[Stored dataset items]

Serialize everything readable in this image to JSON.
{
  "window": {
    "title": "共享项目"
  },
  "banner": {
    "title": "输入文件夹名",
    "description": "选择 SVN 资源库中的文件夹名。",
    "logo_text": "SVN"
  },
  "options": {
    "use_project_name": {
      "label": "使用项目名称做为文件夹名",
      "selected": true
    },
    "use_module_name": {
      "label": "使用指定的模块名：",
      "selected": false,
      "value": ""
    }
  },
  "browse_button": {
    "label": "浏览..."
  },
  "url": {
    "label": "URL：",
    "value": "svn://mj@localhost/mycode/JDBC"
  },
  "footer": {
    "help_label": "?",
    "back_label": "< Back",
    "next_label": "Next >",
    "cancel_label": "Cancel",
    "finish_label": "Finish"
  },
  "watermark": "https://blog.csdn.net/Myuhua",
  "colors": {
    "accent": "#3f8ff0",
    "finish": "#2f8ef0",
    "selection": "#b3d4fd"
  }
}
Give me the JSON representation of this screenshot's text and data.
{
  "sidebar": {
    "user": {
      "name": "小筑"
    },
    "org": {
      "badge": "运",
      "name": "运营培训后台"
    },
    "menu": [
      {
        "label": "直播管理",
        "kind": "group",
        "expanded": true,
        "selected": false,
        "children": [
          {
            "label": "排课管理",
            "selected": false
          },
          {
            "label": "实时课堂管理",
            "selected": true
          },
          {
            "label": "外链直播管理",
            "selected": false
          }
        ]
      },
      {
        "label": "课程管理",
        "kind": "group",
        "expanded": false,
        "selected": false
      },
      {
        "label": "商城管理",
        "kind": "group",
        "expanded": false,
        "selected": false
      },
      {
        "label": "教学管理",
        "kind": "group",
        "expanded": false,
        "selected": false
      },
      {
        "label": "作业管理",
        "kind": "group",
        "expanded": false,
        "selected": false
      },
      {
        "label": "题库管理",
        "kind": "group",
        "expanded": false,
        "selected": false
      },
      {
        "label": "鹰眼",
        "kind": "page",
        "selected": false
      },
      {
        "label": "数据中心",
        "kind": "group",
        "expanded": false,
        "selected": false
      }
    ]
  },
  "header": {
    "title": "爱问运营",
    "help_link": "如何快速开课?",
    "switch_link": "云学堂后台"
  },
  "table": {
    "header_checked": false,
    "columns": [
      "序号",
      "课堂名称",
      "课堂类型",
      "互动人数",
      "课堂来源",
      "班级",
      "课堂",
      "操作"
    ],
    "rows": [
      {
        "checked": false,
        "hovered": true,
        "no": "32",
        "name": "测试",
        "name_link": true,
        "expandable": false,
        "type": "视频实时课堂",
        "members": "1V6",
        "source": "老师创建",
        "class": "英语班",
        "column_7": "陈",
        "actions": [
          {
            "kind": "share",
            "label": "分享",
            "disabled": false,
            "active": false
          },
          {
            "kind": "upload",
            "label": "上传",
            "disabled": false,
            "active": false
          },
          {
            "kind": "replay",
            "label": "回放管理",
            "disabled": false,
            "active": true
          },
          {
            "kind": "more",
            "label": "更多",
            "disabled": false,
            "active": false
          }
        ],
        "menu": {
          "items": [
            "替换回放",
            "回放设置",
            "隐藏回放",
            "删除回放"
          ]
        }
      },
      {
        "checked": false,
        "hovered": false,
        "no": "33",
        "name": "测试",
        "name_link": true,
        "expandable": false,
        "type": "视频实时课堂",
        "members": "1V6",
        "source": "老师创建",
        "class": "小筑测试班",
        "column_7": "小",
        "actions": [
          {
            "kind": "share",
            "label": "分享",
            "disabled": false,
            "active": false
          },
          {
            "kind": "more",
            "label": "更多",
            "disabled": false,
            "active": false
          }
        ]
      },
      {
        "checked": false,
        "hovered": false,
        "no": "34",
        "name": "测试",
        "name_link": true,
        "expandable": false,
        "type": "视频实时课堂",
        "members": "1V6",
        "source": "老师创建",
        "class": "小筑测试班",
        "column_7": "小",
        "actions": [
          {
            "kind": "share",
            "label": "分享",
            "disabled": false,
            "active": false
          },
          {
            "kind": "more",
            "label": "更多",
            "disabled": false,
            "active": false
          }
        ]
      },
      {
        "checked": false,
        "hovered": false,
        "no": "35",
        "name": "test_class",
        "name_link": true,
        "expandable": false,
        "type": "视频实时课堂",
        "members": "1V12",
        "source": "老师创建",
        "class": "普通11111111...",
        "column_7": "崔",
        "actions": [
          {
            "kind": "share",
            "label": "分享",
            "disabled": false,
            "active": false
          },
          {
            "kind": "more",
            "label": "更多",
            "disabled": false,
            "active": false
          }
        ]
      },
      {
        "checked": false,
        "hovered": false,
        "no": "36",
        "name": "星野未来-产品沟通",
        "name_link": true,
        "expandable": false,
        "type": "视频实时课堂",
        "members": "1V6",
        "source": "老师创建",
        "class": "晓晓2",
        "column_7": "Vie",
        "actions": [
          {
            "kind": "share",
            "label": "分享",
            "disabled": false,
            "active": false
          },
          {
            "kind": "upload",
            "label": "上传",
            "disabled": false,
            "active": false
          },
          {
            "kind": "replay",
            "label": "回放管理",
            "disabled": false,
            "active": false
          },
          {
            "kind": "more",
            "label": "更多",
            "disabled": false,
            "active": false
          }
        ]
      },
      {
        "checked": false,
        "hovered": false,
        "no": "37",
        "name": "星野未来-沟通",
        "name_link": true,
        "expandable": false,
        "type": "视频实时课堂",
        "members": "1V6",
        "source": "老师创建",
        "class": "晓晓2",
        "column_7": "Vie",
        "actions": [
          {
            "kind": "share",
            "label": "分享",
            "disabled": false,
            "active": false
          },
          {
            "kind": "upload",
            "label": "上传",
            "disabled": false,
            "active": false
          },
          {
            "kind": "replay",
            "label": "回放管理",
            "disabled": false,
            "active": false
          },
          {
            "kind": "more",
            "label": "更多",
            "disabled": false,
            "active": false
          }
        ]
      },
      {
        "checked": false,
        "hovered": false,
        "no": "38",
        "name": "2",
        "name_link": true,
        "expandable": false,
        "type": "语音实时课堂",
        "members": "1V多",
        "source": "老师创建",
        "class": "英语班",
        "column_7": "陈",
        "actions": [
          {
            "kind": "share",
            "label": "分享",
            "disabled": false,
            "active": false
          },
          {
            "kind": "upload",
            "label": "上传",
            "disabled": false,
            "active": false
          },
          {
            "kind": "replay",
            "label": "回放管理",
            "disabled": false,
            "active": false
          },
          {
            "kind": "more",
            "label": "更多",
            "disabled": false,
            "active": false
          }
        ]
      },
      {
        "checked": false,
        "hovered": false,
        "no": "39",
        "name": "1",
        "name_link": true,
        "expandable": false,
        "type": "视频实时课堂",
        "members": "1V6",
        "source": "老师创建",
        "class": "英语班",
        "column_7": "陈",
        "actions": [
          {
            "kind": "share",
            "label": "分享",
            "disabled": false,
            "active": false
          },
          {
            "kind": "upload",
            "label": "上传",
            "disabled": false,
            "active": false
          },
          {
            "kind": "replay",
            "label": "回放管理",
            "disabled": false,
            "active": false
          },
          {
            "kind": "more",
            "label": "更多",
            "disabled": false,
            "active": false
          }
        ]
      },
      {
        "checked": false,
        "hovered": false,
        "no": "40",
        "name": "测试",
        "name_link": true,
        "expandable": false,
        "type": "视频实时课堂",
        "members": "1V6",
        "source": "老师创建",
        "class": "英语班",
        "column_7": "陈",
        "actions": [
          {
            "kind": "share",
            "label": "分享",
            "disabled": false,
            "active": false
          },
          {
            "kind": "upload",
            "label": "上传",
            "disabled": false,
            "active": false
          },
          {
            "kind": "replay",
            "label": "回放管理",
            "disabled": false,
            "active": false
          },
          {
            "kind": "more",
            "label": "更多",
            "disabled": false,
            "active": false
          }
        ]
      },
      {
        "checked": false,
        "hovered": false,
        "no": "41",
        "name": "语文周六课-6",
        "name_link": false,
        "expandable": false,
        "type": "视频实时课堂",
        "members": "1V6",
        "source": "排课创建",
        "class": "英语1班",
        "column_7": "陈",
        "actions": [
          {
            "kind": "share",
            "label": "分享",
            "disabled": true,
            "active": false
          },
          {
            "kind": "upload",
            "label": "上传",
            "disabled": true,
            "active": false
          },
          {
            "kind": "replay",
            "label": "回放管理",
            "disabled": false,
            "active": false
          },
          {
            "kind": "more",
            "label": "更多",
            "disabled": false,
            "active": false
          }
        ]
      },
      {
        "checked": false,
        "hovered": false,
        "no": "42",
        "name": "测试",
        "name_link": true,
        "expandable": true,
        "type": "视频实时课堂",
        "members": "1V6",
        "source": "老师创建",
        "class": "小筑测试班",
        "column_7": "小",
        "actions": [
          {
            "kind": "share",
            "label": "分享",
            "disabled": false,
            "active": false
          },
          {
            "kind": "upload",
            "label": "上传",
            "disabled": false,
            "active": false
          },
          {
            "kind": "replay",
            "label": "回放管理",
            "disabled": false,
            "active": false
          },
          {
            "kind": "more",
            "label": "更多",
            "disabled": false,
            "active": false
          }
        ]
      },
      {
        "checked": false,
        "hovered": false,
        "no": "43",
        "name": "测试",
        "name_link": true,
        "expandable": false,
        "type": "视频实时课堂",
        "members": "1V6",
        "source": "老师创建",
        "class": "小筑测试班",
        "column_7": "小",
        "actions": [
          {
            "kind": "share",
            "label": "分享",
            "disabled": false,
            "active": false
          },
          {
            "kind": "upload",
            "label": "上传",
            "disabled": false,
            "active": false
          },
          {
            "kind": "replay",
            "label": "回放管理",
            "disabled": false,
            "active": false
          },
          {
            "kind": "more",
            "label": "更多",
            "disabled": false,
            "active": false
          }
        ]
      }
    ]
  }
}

● EXERCISE
In the entries above, find lines with "this" and copy each.

● RESULT BELOW
Serialize everything readable in this image to JSON.
Give me the JSON representation of this screenshot's text and data.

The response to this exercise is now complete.